=== TASK INPUTS ===

* BEGIN *

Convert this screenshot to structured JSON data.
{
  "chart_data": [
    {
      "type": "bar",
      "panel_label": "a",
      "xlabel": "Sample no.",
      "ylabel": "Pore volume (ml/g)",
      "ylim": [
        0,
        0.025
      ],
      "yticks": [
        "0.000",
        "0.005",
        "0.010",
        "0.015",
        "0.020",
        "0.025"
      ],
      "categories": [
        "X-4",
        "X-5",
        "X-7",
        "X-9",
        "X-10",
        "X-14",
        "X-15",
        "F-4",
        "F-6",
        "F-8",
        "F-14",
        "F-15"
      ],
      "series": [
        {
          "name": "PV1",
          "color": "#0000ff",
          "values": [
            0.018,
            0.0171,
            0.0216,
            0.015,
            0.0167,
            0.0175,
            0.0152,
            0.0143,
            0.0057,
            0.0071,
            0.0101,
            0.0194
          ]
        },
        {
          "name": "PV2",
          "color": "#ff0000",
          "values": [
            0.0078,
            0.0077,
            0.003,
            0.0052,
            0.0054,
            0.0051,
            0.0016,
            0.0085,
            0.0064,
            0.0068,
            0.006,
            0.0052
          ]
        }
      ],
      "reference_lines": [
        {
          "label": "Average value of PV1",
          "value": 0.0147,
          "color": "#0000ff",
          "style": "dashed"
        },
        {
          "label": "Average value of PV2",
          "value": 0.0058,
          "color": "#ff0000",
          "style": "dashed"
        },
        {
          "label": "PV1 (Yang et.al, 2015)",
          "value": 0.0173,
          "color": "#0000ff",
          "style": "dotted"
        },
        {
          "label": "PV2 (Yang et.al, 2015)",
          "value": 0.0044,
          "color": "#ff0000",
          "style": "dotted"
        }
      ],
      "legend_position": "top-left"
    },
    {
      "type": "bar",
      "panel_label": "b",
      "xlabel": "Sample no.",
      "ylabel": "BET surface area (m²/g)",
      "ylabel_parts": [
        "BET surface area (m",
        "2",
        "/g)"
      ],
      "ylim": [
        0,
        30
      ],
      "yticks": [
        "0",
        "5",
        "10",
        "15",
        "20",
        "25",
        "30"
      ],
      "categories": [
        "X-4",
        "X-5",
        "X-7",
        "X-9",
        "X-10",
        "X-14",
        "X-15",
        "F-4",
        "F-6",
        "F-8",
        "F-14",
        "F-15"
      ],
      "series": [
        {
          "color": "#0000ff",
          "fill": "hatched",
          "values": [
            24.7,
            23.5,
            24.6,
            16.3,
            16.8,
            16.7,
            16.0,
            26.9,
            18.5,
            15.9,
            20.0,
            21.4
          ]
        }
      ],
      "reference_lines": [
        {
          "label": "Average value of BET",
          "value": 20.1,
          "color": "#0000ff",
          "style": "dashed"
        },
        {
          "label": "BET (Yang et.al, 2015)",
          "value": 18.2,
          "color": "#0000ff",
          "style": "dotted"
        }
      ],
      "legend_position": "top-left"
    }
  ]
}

* END *

Copy out the whole listing exactly.

=== SOLUTION TO THE EXERCISE ===
Convert this screenshot to structured JSON data.
{
  "chart_data": [
    {
      "type": "bar",
      "panel_label": "a",
      "xlabel": "Sample no.",
      "ylabel": "Pore volume (ml/g)",
      "ylim": [
        0,
        0.025
      ],
      "yticks": [
        "0.000",
        "0.005",
        "0.010",
        "0.015",
        "0.020",
        "0.025"
      ],
      "categories": [
        "X-4",
        "X-5",
        "X-7",
        "X-9",
        "X-10",
        "X-14",
        "X-15",
        "F-4",
        "F-6",
        "F-8",
        "F-14",
        "F-15"
      ],
      "series": [
        {
          "name": "PV1",
          "color": "#0000ff",
          "values": [
            0.018,
            0.0171,
            0.0216,
            0.015,
            0.0167,
            0.0175,
            0.0152,
            0.0143,
            0.0057,
            0.0071,
            0.0101,
            0.0194
          ]
        },
        {
          "name": "PV2",
          "color": "#ff0000",
          "values": [
            0.0078,
            0.0077,
            0.003,
            0.0052,
            0.0054,
            0.0051,
            0.0016,
            0.0085,
            0.0064,
            0.0068,
            0.006,
            0.0052
          ]
        }
      ],
      "reference_lines": [
        {
          "label": "Average value of PV1",
          "value": 0.0147,
          "color": "#0000ff",
          "style": "dashed"
        },
        {
          "label": "Average value of PV2",
          "value": 0.0058,
          "color": "#ff0000",
          "style": "dashed"
        },
        {
          "label": "PV1 (Yang et.al, 2015)",
          "value": 0.0173,
          "color": "#0000ff",
          "style": "dotted"
        },
        {
          "label": "PV2 (Yang et.al, 2015)",
          "value": 0.0044,
          "color": "#ff0000",
          "style": "dotted"
        }
      ],
      "legend_position": "top-left"
    },
    {
      "type": "bar",
      "panel_label": "b",
      "xlabel": "Sample no.",
      "ylabel": "BET surface area (m²/g)",
      "ylabel_parts": [
        "BET surface area (m",
        "2",
        "/g)"
      ],
      "ylim": [
        0,
        30
      ],
      "yticks": [
        "0",
        "5",
        "10",
        "15",
        "20",
        "25",
        "30"
      ],
      "categories": [
        "X-4",
        "X-5",
        "X-7",
        "X-9",
        "X-10",
        "X-14",
        "X-15",
        "F-4",
        "F-6",
        "F-8",
        "F-14",
        "F-15"
      ],
      "series": [
        {
          "color": "#0000ff",
          "fill": "hatched",
          "values": [
            24.7,
            23.5,
            24.6,
            16.3,
            16.8,
            16.7,
            16.0,
            26.9,
            18.5,
            15.9,
            20.0,
            21.4
          ]
        }
      ],
      "reference_lines": [
        {
          "label": "Average value of BET",
          "value": 20.1,
          "color": "#0000ff",
          "style": "dashed"
        },
        {
          "label": "BET (Yang et.al, 2015)",
          "value": 18.2,
          "color": "#0000ff",
          "style": "dotted"
        }
      ],
      "legend_position": "top-left"
    }
  ]
}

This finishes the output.